Material supplied >>
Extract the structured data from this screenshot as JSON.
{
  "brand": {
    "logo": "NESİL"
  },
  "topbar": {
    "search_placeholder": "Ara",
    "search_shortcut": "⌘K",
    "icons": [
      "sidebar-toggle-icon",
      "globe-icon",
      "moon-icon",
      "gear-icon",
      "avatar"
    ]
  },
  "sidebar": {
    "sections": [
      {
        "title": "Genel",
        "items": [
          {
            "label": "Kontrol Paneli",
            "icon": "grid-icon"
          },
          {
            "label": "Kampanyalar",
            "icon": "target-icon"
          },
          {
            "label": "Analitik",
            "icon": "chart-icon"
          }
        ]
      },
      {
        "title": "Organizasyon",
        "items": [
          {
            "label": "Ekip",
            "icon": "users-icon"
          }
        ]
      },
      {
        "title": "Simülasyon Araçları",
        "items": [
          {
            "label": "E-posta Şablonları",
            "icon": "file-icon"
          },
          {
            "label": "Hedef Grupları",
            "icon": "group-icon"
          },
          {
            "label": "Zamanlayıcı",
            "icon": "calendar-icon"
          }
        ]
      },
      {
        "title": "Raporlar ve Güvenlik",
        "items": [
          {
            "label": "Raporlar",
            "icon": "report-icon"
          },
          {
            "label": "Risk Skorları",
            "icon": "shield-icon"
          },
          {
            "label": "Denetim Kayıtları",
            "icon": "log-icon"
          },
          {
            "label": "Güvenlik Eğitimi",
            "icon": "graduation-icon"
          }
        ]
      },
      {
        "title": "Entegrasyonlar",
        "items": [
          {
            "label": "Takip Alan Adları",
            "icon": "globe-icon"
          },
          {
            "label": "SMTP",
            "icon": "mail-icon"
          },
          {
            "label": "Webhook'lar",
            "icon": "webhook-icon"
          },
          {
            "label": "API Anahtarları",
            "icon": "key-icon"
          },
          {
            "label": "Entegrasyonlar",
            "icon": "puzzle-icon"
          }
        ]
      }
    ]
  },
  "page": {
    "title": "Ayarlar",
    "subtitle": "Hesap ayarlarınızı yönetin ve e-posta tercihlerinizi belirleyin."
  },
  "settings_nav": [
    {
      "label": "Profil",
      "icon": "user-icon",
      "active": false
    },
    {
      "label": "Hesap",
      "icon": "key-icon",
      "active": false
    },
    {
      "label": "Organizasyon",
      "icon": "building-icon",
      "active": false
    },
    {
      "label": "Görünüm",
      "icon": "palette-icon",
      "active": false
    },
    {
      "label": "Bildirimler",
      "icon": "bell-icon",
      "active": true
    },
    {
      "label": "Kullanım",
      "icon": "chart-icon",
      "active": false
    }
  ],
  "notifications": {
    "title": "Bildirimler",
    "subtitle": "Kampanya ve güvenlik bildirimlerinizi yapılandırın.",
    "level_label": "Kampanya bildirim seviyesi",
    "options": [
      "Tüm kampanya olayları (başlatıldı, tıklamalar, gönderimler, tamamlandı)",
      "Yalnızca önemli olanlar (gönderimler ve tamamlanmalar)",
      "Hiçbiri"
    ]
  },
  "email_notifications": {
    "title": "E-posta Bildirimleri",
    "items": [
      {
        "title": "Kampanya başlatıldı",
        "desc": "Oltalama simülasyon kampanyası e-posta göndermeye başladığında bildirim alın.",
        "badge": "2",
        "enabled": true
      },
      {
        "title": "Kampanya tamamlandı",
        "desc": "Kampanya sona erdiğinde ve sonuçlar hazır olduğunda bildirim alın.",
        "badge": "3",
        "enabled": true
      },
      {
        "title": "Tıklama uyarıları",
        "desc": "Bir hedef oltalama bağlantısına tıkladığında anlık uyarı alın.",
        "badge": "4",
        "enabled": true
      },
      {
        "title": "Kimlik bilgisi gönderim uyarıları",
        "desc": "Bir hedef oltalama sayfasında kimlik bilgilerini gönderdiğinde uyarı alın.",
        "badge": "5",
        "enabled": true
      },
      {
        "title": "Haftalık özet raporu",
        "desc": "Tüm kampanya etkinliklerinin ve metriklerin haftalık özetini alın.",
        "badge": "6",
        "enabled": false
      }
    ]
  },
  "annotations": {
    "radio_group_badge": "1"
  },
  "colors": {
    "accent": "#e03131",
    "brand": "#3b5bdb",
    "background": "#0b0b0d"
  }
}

Task goal >>
Make an exact copy of the material above.

Answer >>
Extract the structured data from this screenshot as JSON.
{
  "brand": {
    "logo": "NESİL"
  },
  "topbar": {
    "search_placeholder": "Ara",
    "search_shortcut": "⌘K",
    "icons": [
      "sidebar-toggle-icon",
      "globe-icon",
      "moon-icon",
      "gear-icon",
      "avatar"
    ]
  },
  "sidebar": {
    "sections": [
      {
        "title": "Genel",
        "items": [
          {
            "label": "Kontrol Paneli",
            "icon": "grid-icon"
          },
          {
            "label": "Kampanyalar",
            "icon": "target-icon"
          },
          {
            "label": "Analitik",
            "icon": "chart-icon"
          }
        ]
      },
      {
        "title": "Organizasyon",
        "items": [
          {
            "label": "Ekip",
            "icon": "users-icon"
          }
        ]
      },
      {
        "title": "Simülasyon Araçları",
        "items": [
          {
            "label": "E-posta Şablonları",
            "icon": "file-icon"
          },
          {
            "label": "Hedef Grupları",
            "icon": "group-icon"
          },
          {
            "label": "Zamanlayıcı",
            "icon": "calendar-icon"
          }
        ]
      },
      {
        "title": "Raporlar ve Güvenlik",
        "items": [
          {
            "label": "Raporlar",
            "icon": "report-icon"
          },
          {
            "label": "Risk Skorları",
            "icon": "shield-icon"
          },
          {
            "label": "Denetim Kayıtları",
            "icon": "log-icon"
          },
          {
            "label": "Güvenlik Eğitimi",
            "icon": "graduation-icon"
          }
        ]
      },
      {
        "title": "Entegrasyonlar",
        "items": [
          {
            "label": "Takip Alan Adları",
            "icon": "globe-icon"
          },
          {
            "label": "SMTP",
            "icon": "mail-icon"
          },
          {
            "label": "Webhook'lar",
            "icon": "webhook-icon"
          },
          {
            "label": "API Anahtarları",
            "icon": "key-icon"
          },
          {
            "label": "Entegrasyonlar",
            "icon": "puzzle-icon"
          }
        ]
      }
    ]
  },
  "page": {
    "title": "Ayarlar",
    "subtitle": "Hesap ayarlarınızı yönetin ve e-posta tercihlerinizi belirleyin."
  },
  "settings_nav": [
    {
      "label": "Profil",
      "icon": "user-icon",
      "active": false
    },
    {
      "label": "Hesap",
      "icon": "key-icon",
      "active": false
    },
    {
      "label": "Organizasyon",
      "icon": "building-icon",
      "active": false
    },
    {
      "label": "Görünüm",
      "icon": "palette-icon",
      "active": false
    },
    {
      "label": "Bildirimler",
      "icon": "bell-icon",
      "active": true
    },
    {
      "label": "Kullanım",
      "icon": "chart-icon",
      "active": false
    }
  ],
  "notifications": {
    "title": "Bildirimler",
    "subtitle": "Kampanya ve güvenlik bildirimlerinizi yapılandırın.",
    "level_label": "Kampanya bildirim seviyesi",
    "options": [
      "Tüm kampanya olayları (başlatıldı, tıklamalar, gönderimler, tamamlandı)",
      "Yalnızca önemli olanlar (gönderimler ve tamamlanmalar)",
      "Hiçbiri"
    ]
  },
  "email_notifications": {
    "title": "E-posta Bildirimleri",
    "items": [
      {
        "title": "Kampanya başlatıldı",
        "desc": "Oltalama simülasyon kampanyası e-posta göndermeye başladığında bildirim alın.",
        "badge": "2",
        "enabled": true
      },
      {
        "title": "Kampanya tamamlandı",
        "desc": "Kampanya sona erdiğinde ve sonuçlar hazır olduğunda bildirim alın.",
        "badge": "3",
        "enabled": true
      },
      {
        "title": "Tıklama uyarıları",
        "desc": "Bir hedef oltalama bağlantısına tıkladığında anlık uyarı alın.",
        "badge": "4",
        "enabled": true
      },
      {
        "title": "Kimlik bilgisi gönderim uyarıları",
        "desc": "Bir hedef oltalama sayfasında kimlik bilgilerini gönderdiğinde uyarı alın.",
        "badge": "5",
        "enabled": true
      },
      {
        "title": "Haftalık özet raporu",
        "desc": "Tüm kampanya etkinliklerinin ve metriklerin haftalık özetini alın.",
        "badge": "6",
        "enabled": false
      }
    ]
  },
  "annotations": {
    "radio_group_badge": "1"
  },
  "colors": {
    "accent": "#e03131",
    "brand": "#3b5bdb",
    "background": "#0b0b0d"
  }
}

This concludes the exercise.